§ **SHORT TASK**
Sift the listing for lines that hold the string "image" and pull them out.

§ **INPUT MATERIAL**
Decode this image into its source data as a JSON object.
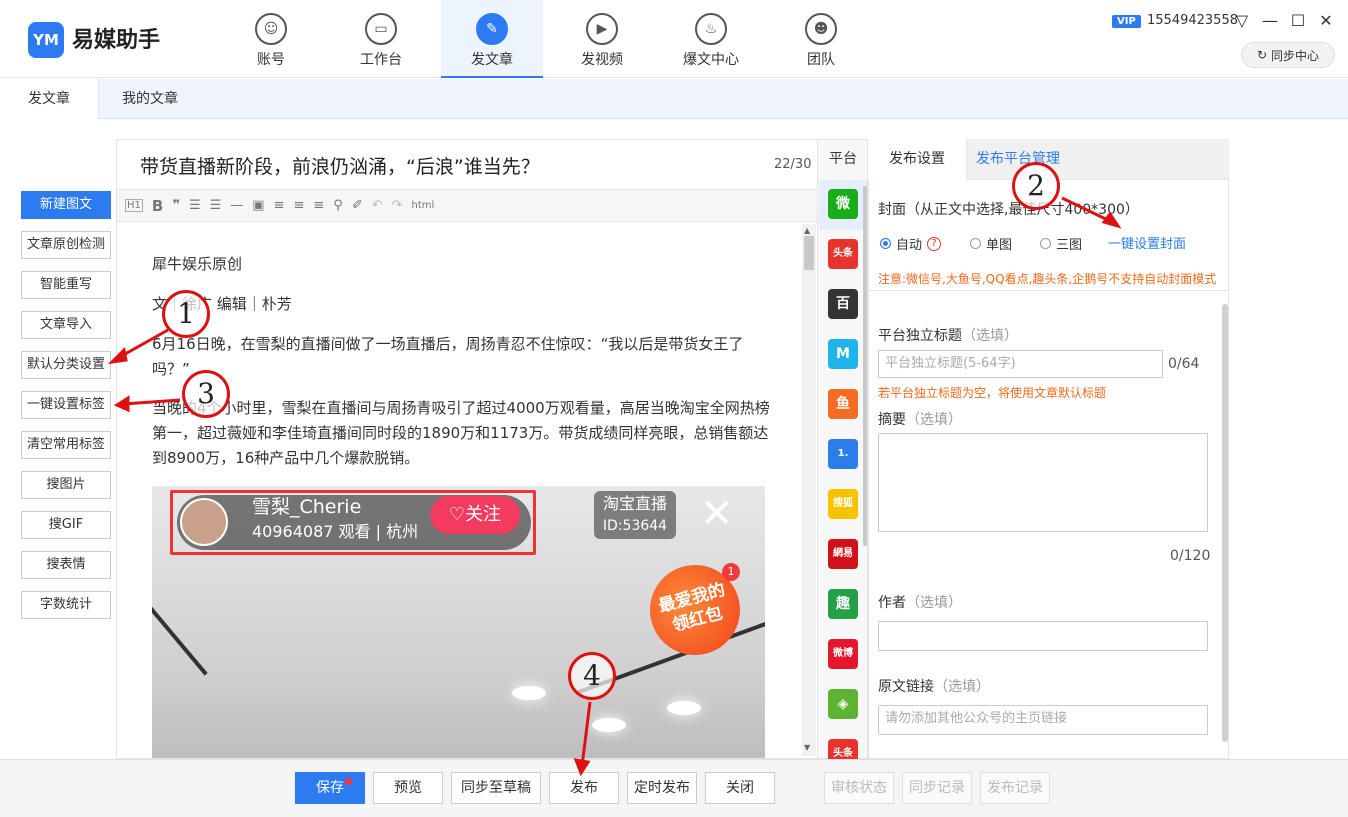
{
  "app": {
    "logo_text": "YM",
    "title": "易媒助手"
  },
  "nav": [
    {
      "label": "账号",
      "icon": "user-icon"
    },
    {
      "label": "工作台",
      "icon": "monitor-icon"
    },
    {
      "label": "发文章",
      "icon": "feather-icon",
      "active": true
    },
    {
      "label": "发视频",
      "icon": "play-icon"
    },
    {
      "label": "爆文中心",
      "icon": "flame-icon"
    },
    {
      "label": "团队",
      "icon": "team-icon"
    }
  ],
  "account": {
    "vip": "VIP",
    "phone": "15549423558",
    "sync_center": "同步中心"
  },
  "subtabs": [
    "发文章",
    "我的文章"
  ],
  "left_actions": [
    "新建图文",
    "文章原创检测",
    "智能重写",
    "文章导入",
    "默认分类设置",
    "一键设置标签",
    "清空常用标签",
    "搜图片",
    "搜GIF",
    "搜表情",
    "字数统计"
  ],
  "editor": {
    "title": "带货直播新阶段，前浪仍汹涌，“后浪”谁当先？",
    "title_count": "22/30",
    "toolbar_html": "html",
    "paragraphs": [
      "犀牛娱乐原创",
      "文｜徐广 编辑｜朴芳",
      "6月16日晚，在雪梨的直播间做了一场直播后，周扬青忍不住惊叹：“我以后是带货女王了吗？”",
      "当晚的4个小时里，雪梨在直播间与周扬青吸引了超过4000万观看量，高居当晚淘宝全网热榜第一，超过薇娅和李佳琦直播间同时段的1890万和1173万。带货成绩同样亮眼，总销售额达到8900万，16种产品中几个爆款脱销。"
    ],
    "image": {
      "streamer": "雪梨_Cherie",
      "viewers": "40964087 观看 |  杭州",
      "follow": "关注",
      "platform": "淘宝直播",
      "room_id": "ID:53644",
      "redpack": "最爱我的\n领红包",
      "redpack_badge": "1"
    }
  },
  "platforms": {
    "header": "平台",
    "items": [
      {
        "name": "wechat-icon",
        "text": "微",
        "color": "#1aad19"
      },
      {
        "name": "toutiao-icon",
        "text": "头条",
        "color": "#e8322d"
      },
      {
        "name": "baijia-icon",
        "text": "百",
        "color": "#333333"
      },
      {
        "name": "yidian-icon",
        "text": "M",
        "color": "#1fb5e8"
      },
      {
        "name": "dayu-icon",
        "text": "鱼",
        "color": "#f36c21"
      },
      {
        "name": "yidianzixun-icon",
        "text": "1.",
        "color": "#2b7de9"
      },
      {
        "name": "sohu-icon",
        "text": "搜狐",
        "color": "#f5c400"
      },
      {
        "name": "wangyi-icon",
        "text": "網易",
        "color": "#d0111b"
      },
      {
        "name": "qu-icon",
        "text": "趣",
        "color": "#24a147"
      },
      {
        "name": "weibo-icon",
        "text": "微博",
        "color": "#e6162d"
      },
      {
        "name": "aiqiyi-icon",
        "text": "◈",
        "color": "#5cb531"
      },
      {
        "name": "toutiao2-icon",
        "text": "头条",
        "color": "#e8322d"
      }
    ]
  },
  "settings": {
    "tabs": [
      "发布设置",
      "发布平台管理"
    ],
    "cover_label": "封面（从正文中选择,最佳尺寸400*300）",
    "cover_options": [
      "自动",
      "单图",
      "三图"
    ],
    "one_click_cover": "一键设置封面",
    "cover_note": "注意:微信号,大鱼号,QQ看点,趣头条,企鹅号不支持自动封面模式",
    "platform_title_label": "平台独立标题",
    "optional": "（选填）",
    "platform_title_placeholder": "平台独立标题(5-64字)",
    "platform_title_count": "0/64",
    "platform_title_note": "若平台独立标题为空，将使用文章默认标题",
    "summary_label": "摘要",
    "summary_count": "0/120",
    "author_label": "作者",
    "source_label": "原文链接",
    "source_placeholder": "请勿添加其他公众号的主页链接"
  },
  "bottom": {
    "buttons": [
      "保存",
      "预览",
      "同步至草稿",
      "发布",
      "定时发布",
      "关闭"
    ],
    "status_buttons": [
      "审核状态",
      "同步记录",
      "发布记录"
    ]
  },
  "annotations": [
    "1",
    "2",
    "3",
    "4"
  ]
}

§ **TASK ANSWER**
Decode this image into its source data as a JSON object.
    "image": {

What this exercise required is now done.